[Extracted records]
::::::

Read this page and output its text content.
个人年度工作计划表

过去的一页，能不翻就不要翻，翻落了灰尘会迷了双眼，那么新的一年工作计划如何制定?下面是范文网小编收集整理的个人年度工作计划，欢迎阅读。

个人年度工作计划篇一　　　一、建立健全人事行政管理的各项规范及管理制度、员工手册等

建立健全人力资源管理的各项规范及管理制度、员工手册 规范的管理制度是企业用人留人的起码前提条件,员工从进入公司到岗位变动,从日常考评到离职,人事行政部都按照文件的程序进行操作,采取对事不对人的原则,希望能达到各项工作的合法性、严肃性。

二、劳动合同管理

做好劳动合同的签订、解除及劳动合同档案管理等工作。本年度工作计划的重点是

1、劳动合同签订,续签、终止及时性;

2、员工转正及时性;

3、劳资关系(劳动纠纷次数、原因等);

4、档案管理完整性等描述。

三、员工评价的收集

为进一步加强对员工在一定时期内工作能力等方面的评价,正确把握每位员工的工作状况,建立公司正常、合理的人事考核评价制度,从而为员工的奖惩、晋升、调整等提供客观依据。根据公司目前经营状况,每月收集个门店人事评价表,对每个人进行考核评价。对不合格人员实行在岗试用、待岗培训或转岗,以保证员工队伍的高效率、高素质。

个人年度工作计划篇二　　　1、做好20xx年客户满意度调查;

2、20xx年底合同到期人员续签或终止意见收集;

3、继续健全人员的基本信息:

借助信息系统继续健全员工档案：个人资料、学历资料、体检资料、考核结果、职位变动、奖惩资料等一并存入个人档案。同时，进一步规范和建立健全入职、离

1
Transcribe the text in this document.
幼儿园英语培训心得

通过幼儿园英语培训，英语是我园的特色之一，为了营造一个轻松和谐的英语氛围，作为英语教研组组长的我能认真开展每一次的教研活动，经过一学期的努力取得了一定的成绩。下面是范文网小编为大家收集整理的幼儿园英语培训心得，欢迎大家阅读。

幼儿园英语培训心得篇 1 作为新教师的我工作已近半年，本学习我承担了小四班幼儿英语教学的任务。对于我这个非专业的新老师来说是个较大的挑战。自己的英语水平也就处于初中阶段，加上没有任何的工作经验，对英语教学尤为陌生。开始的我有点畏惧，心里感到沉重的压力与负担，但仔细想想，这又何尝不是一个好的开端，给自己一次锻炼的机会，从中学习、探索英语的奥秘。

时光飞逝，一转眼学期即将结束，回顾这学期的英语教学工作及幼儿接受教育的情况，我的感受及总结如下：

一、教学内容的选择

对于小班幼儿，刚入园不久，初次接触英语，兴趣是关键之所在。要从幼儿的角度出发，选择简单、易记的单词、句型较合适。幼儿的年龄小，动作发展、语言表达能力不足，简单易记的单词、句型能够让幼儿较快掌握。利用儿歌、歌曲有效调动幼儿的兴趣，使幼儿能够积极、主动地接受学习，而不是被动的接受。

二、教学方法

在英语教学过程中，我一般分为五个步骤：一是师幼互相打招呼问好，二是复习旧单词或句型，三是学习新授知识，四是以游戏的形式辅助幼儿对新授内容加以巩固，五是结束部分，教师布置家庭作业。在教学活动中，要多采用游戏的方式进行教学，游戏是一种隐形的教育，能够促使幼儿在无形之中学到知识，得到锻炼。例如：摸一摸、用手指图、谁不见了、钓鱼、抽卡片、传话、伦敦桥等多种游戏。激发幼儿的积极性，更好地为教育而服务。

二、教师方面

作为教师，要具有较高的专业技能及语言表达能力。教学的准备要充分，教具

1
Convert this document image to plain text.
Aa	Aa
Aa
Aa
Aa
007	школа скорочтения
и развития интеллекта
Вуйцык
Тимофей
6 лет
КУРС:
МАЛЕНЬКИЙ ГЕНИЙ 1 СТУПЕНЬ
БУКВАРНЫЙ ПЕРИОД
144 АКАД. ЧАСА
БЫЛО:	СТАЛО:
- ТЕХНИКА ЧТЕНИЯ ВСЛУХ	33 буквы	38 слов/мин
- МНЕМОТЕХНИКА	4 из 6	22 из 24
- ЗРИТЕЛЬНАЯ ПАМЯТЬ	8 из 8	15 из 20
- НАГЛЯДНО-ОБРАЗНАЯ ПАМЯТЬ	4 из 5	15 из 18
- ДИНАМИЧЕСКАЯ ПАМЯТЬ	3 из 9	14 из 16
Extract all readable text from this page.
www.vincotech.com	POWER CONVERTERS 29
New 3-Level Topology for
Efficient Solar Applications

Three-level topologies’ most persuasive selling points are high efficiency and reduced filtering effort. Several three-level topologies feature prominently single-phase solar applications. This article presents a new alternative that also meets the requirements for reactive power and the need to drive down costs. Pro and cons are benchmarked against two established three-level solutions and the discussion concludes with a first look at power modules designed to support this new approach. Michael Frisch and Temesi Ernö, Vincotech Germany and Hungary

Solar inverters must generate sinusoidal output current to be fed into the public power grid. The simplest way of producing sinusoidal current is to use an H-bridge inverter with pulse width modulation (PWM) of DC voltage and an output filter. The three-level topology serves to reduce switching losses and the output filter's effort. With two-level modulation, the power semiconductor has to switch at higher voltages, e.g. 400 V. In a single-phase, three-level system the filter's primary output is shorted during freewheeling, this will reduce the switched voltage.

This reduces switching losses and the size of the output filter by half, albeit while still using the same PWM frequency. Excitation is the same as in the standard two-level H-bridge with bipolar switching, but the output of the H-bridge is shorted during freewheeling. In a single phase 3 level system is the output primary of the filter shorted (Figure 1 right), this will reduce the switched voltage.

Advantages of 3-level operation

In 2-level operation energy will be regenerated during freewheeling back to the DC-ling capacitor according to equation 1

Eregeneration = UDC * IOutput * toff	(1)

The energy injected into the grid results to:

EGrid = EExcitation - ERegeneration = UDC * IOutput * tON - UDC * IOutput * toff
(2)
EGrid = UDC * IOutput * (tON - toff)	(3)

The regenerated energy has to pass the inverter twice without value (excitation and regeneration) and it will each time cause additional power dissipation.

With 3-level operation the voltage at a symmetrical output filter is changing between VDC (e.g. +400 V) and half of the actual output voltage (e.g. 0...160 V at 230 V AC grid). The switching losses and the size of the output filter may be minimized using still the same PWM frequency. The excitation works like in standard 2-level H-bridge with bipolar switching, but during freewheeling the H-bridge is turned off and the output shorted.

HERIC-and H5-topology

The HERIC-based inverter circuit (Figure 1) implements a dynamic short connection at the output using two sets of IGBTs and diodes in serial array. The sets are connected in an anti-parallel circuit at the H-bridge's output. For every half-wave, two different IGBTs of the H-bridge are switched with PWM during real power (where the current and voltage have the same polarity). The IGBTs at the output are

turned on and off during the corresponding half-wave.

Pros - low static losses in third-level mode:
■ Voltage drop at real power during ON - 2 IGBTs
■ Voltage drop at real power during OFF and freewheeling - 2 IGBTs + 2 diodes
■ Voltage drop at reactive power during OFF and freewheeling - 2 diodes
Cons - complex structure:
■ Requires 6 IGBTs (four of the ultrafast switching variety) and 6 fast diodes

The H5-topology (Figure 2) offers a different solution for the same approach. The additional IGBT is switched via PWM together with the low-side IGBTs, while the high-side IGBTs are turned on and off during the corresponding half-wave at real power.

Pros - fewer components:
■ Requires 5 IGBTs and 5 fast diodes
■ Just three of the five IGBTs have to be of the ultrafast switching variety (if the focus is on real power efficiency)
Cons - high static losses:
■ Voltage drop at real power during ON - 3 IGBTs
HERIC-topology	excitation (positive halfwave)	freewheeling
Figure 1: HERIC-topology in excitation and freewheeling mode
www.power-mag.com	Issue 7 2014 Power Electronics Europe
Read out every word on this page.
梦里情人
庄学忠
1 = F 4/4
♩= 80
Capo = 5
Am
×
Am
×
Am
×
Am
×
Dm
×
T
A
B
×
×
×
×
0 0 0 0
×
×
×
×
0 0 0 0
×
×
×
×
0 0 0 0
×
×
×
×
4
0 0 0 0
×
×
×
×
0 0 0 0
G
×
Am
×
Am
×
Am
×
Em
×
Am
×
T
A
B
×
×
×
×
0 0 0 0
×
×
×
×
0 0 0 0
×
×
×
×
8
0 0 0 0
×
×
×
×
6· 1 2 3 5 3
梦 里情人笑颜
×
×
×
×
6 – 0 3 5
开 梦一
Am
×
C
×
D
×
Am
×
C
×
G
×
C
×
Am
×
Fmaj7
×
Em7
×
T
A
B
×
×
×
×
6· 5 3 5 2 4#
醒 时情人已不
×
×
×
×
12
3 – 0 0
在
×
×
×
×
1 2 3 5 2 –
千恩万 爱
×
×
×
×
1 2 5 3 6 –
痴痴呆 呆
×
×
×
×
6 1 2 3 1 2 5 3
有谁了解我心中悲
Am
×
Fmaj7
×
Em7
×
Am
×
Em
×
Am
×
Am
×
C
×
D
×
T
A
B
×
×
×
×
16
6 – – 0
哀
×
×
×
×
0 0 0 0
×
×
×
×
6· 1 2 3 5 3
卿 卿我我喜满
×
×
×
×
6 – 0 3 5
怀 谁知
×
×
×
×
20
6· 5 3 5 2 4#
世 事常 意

::::::

### Job
Pick each line holding the word "toff" out of the data and copy it.

### Output of the exercise
Eregeneration = UDC * IOutput * toff	(1)
EGrid = EExcitation - ERegeneration = UDC * IOutput * tON - UDC * IOutput * toff
EGrid = UDC * IOutput * (tON - toff)	(3)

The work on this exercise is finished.